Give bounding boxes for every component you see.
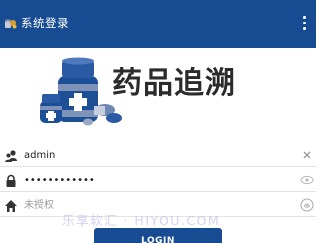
username-input[interactable]: [22, 145, 294, 166]
username-row: [0, 145, 316, 167]
home-icon: [5, 200, 17, 212]
lock-icon: [6, 174, 16, 187]
brand-title: 药品追溯: [112, 66, 236, 101]
more-vert-icon[interactable]: [298, 14, 312, 32]
app-title: 系统登录: [21, 16, 69, 30]
pill-bottle-logo-icon: [5, 19, 17, 29]
app-bar: 系统登录: [0, 0, 316, 48]
password-row: [0, 170, 316, 192]
clear-x-icon[interactable]: [300, 148, 314, 162]
eye-icon[interactable]: [300, 173, 314, 187]
login-button[interactable]: LOGIN: [94, 228, 222, 243]
password-input[interactable]: [22, 170, 294, 191]
watermark: 乐享软汇 · HIYOU.COM: [62, 213, 221, 228]
users-icon: [5, 150, 17, 162]
fingerprint-icon[interactable]: [300, 198, 314, 212]
login-screen: 系统登录 药品追溯 admin •••••••••••• 未授权 乐享软汇 · …: [0, 0, 316, 243]
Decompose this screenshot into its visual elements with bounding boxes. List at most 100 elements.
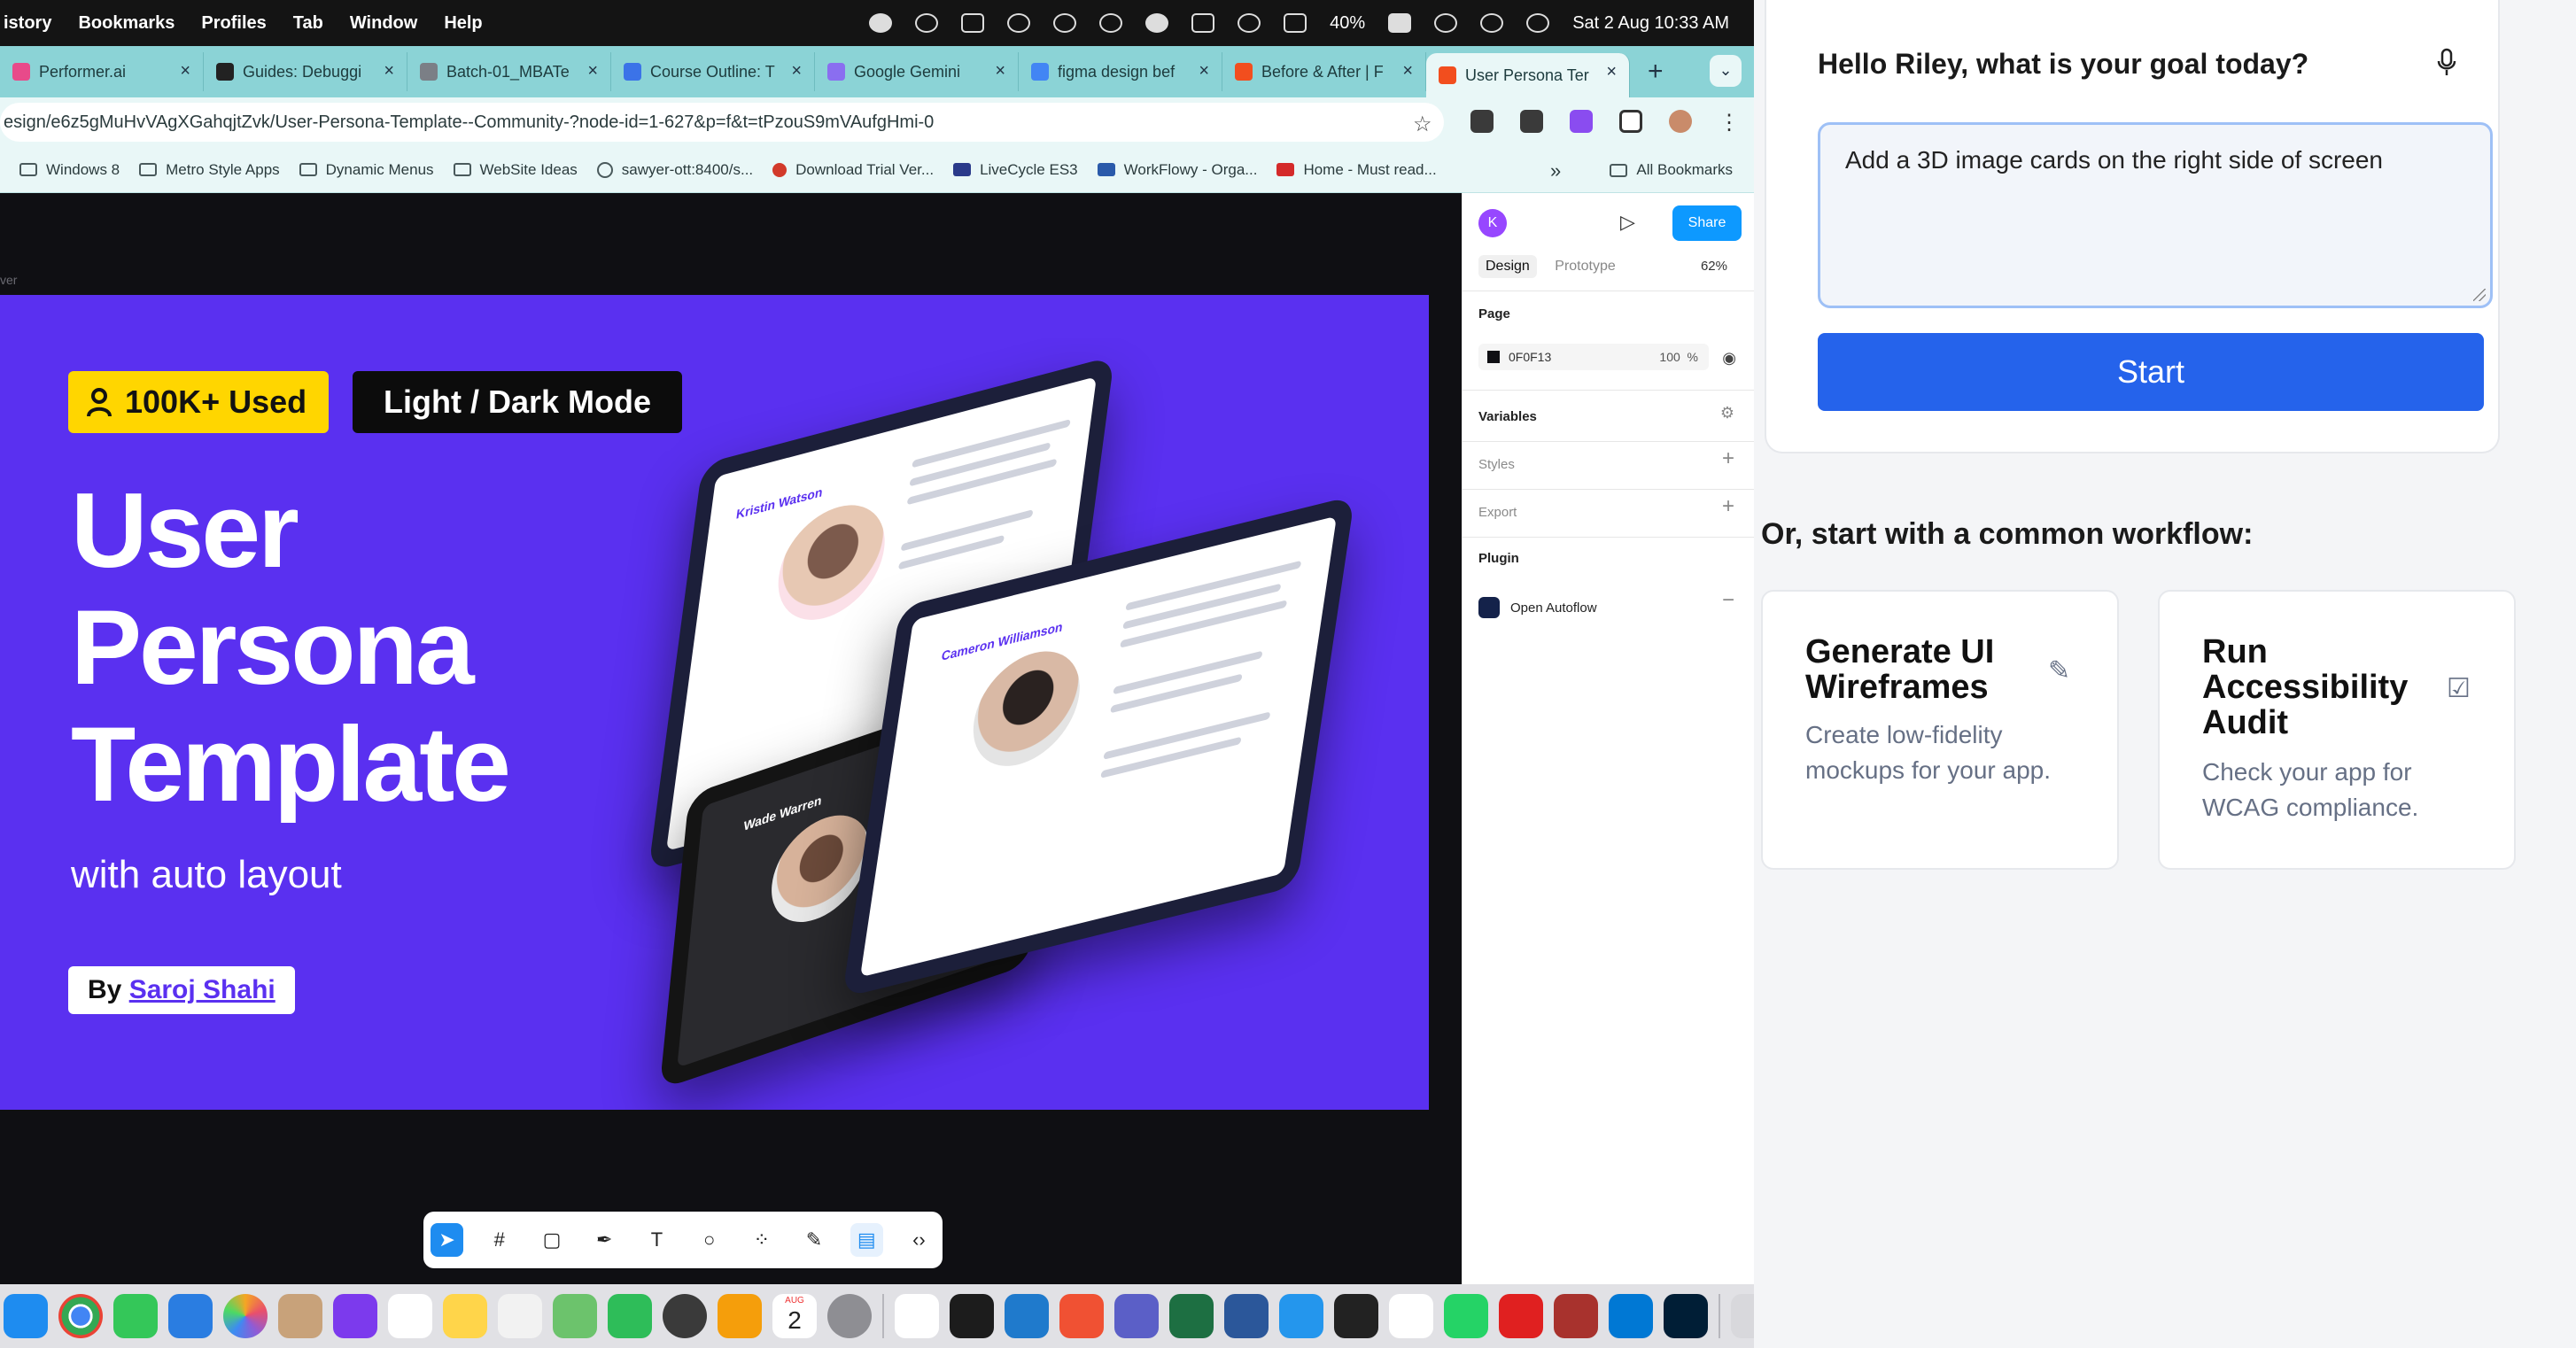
close-icon[interactable]: × [180, 61, 190, 81]
quicktime-icon[interactable] [663, 1294, 707, 1338]
battery-icon[interactable] [1388, 13, 1412, 33]
extension-v-icon[interactable] [1570, 110, 1593, 133]
styles-section[interactable]: Styles [1478, 457, 1515, 472]
mail-icon[interactable] [168, 1294, 213, 1338]
resize-handle-icon[interactable] [2473, 289, 2486, 301]
extension-icon[interactable] [961, 13, 985, 33]
plugin-open-autoflow[interactable]: Open Autoflow [1478, 597, 1597, 618]
cloud-icon[interactable] [869, 13, 893, 33]
variables-settings-icon[interactable]: ⚙ [1720, 404, 1734, 422]
glasses-extension-icon[interactable] [1470, 110, 1494, 133]
tab-performer[interactable]: Performer.ai × [0, 52, 204, 91]
wifi-icon[interactable] [1434, 13, 1458, 33]
avatar[interactable]: K [1478, 209, 1507, 237]
bookmark-sawyer[interactable]: sawyer-ott:8400/s... [596, 161, 753, 179]
pages-icon[interactable] [718, 1294, 762, 1338]
menu-bookmarks[interactable]: Bookmarks [78, 13, 175, 34]
maps-icon[interactable] [553, 1294, 597, 1338]
freeform-icon[interactable] [498, 1294, 542, 1338]
move-tool-icon[interactable]: ➤ [431, 1223, 464, 1257]
pen-tool-icon[interactable]: ✒ [588, 1223, 621, 1257]
tab-search-button[interactable]: ⌄ [1710, 55, 1742, 87]
profile-avatar[interactable] [1669, 110, 1692, 133]
text-input-icon[interactable] [1284, 13, 1307, 33]
menu-help[interactable]: Help [444, 13, 482, 34]
frame-tool-icon[interactable]: # [483, 1223, 516, 1257]
tab-gemini[interactable]: Google Gemini × [815, 52, 1019, 91]
trash-icon[interactable] [1731, 1294, 1754, 1338]
bookmark-dynamic-menus[interactable]: Dynamic Menus [299, 161, 434, 179]
tab-batch[interactable]: Batch-01_MBATe × [407, 52, 611, 91]
close-icon[interactable]: × [1606, 62, 1617, 82]
reminders-icon[interactable] [388, 1294, 432, 1338]
system-settings-icon[interactable] [827, 1294, 872, 1338]
speed-icon[interactable] [1145, 13, 1169, 33]
tab-user-persona[interactable]: User Persona Ter × [1426, 53, 1630, 97]
workflow-card-accessibility[interactable]: Run Accessibility Audit ☑ Check your app… [2158, 590, 2516, 870]
tab-before-after[interactable]: Before & After | F × [1222, 52, 1426, 91]
vscode-icon[interactable] [1005, 1294, 1049, 1338]
box-icon[interactable] [1334, 1294, 1378, 1338]
export-section[interactable]: Export [1478, 505, 1517, 520]
close-icon[interactable]: × [791, 61, 802, 81]
notes-icon[interactable] [443, 1294, 487, 1338]
tab-prototype[interactable]: Prototype [1555, 259, 1615, 274]
figma-canvas[interactable]: ver 100K+ Used Light / Dark Mode User Pe… [0, 193, 1724, 1284]
page-fill-field[interactable]: 0F0F13 100 % [1478, 344, 1709, 370]
present-play-icon[interactable]: ▷ [1620, 211, 1635, 234]
teams-icon[interactable] [1114, 1294, 1159, 1338]
kebab-menu-icon[interactable]: ⋮ [1719, 110, 1740, 136]
all-bookmarks[interactable]: All Bookmarks [1610, 147, 1733, 193]
photos-icon[interactable] [223, 1294, 268, 1338]
artboard-cover[interactable]: 100K+ Used Light / Dark Mode User Person… [0, 295, 1429, 1110]
chrome-icon[interactable] [58, 1294, 103, 1338]
tab-google-search[interactable]: figma design bef × [1019, 52, 1222, 91]
settings-icon[interactable] [1238, 13, 1261, 33]
app-store-icon[interactable] [4, 1294, 48, 1338]
close-icon[interactable]: × [995, 61, 1005, 81]
whatsapp-icon[interactable] [1444, 1294, 1488, 1338]
outlook-icon[interactable] [1609, 1294, 1653, 1338]
messages-icon[interactable] [113, 1294, 158, 1338]
bookmark-livecycle[interactable]: LiveCycle ES3 [953, 161, 1078, 179]
contacts-icon[interactable] [278, 1294, 322, 1338]
page-color-hex[interactable]: 0F0F13 [1509, 350, 1551, 364]
bookmark-metro[interactable]: Metro Style Apps [139, 161, 280, 179]
page-opacity[interactable]: 100 % [1659, 344, 1698, 370]
tab-course-outline[interactable]: Course Outline: T × [611, 52, 815, 91]
numbers-icon[interactable] [608, 1294, 652, 1338]
workflow-card-wireframes[interactable]: Generate UI Wireframes ✎ Create low-fide… [1761, 590, 2119, 870]
menu-clock[interactable]: Sat 2 Aug 10:33 AM [1572, 13, 1729, 34]
color-swatch[interactable] [1487, 351, 1500, 363]
sync-icon[interactable] [915, 13, 939, 33]
control-center-icon[interactable] [1526, 13, 1550, 33]
start-button[interactable]: Start [1818, 333, 2484, 411]
microphone-icon[interactable] [2436, 48, 2457, 78]
tab-design[interactable]: Design [1478, 255, 1537, 278]
github-icon[interactable] [333, 1294, 377, 1338]
word-icon[interactable] [1224, 1294, 1269, 1338]
menu-history[interactable]: istory [4, 13, 51, 34]
shape-tool-icon[interactable]: ▢ [535, 1223, 568, 1257]
url-field[interactable]: esign/e6z5gMuHvVAgXGahqjtZvk/User-Person… [0, 103, 1444, 142]
text-tool-icon[interactable]: T [640, 1223, 673, 1257]
acrobat-icon[interactable] [1499, 1294, 1543, 1338]
goal-input[interactable]: Add a 3D image cards on the right side o… [1818, 122, 2493, 308]
bookmark-home[interactable]: Home - Must read... [1276, 161, 1437, 179]
comment-tool-icon[interactable]: ○ [693, 1223, 725, 1257]
bookmark-windows8[interactable]: Windows 8 [19, 161, 120, 179]
screen-record-icon[interactable] [1099, 13, 1123, 33]
bookmark-workflowy[interactable]: WorkFlowy - Orga... [1097, 161, 1257, 179]
add-export-icon[interactable]: + [1722, 494, 1734, 519]
record-icon[interactable] [1053, 13, 1077, 33]
battery-percent[interactable]: 40% [1330, 13, 1365, 34]
variables-section[interactable]: Variables [1478, 409, 1537, 424]
vpn-icon[interactable] [1007, 13, 1031, 33]
actions-tool-icon[interactable]: ⁘ [745, 1223, 778, 1257]
remove-plugin-icon[interactable]: − [1722, 588, 1734, 613]
close-icon[interactable]: × [587, 61, 598, 81]
slack-icon[interactable] [1389, 1294, 1433, 1338]
bookmark-star-icon[interactable]: ☆ [1413, 112, 1432, 137]
draw-mode-icon[interactable]: ✎ [797, 1223, 830, 1257]
menu-tab[interactable]: Tab [293, 13, 323, 34]
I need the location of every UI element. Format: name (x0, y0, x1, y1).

■ THE EXERCISE ■
Print the lines exactly, starting at the line that contains "username-input[interactable]: [22, 145, 294, 166]" and ending after the line that contains "eye-icon[interactable]: [300, 173, 314, 187]".

■ THE COMPLETED TASK ■
username-input[interactable]: [22, 145, 294, 166]
username-row: [0, 145, 316, 167]
home-icon: [5, 200, 17, 212]
lock-icon: [6, 174, 16, 187]
brand-title: 药品追溯: [112, 66, 236, 101]
more-vert-icon[interactable]: [298, 14, 312, 32]
app-title: 系统登录: [21, 16, 69, 30]
pill-bottle-logo-icon: [5, 19, 17, 29]
app-bar: 系统登录: [0, 0, 316, 48]
password-row: [0, 170, 316, 192]
clear-x-icon[interactable]: [300, 148, 314, 162]
eye-icon[interactable]: [300, 173, 314, 187]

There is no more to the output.